STATED EXERCISE
Find the string "name" and gather every line that holds it.

════════

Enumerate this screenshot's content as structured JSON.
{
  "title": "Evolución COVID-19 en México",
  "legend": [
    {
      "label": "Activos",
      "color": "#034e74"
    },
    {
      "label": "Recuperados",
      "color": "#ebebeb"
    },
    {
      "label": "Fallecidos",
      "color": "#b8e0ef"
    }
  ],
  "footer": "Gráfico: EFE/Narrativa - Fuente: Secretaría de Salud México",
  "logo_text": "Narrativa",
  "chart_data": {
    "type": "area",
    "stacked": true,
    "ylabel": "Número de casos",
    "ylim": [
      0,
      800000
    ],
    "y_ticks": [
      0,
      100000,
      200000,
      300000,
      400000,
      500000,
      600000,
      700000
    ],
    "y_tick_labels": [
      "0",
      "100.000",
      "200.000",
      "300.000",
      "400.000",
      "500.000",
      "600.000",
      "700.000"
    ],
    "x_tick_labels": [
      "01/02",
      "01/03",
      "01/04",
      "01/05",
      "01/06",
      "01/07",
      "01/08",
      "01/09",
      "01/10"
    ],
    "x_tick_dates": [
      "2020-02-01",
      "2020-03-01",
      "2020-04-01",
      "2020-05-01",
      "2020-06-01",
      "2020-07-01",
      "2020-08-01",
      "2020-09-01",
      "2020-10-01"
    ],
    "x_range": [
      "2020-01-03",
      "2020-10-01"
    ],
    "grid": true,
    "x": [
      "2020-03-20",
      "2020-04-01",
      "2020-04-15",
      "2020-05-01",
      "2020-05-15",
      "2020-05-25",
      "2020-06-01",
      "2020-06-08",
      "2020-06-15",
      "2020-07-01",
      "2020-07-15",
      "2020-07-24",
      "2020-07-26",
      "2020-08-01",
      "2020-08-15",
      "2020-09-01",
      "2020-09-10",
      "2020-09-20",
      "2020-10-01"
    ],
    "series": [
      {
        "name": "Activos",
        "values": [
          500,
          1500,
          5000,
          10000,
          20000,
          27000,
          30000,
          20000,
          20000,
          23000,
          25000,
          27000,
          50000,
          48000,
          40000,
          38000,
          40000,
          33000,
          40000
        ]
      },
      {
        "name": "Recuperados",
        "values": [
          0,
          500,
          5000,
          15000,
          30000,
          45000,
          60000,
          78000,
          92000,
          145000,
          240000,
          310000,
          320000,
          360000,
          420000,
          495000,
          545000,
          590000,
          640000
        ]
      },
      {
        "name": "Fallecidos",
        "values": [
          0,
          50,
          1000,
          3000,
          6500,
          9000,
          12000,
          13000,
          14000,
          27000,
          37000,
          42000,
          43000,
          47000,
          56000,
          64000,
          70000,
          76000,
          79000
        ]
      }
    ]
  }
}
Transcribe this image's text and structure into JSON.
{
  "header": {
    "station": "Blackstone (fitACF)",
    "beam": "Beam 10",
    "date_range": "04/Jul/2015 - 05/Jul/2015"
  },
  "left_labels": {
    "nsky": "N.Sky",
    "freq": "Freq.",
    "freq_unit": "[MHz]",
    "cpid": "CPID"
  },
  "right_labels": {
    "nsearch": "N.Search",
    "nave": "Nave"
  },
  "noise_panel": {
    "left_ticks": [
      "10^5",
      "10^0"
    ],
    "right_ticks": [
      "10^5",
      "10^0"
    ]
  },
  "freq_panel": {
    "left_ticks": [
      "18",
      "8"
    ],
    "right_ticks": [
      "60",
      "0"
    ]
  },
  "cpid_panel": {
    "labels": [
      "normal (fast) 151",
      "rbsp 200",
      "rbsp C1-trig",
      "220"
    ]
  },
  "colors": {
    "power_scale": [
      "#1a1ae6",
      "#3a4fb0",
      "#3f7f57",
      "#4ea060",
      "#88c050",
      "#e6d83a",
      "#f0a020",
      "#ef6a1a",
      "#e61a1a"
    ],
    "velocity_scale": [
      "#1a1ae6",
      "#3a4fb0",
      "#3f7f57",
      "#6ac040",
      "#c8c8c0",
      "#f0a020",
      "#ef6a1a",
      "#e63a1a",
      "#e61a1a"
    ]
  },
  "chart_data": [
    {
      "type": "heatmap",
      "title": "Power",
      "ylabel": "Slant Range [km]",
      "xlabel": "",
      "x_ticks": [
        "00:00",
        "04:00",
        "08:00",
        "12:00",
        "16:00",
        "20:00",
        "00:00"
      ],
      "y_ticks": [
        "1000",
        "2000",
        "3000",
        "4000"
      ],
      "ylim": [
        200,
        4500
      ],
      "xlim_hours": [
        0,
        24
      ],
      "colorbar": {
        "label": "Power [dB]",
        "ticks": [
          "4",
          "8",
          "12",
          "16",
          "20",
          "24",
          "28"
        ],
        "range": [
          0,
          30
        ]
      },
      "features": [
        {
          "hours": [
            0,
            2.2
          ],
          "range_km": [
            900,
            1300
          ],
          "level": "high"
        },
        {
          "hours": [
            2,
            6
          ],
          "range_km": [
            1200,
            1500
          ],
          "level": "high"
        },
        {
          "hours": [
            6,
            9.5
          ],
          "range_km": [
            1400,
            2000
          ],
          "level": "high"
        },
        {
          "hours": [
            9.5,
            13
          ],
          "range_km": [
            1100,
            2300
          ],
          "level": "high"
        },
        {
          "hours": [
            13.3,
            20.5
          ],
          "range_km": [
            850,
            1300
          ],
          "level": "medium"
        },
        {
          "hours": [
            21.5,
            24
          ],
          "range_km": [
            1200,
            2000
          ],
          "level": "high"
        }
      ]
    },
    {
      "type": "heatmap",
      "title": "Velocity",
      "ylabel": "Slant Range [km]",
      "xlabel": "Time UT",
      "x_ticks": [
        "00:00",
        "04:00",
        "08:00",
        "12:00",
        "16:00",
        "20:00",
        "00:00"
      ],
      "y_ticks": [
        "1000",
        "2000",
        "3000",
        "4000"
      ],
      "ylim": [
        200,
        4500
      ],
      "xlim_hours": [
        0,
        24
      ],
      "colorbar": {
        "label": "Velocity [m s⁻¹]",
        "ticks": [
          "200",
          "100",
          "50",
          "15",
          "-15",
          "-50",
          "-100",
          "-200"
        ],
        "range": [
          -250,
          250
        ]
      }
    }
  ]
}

════════

FULL SOLUTION
        "name": "Activos",
        "name": "Recuperados",
        "name": "Fallecidos",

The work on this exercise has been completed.